(What to work on)
Work out the number of lines in the listing that include the string "title". Reply with that number alone.

(Records to use)

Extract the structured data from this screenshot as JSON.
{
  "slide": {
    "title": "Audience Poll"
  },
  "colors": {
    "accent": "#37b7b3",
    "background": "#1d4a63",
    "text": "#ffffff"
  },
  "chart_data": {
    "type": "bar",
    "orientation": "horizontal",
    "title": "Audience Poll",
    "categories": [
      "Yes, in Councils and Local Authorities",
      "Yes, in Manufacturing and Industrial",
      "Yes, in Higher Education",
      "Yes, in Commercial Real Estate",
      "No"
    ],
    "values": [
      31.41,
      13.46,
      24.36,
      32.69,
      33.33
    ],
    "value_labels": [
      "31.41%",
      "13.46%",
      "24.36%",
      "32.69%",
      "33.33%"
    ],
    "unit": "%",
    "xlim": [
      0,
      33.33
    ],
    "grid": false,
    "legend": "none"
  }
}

(Solved problem)
2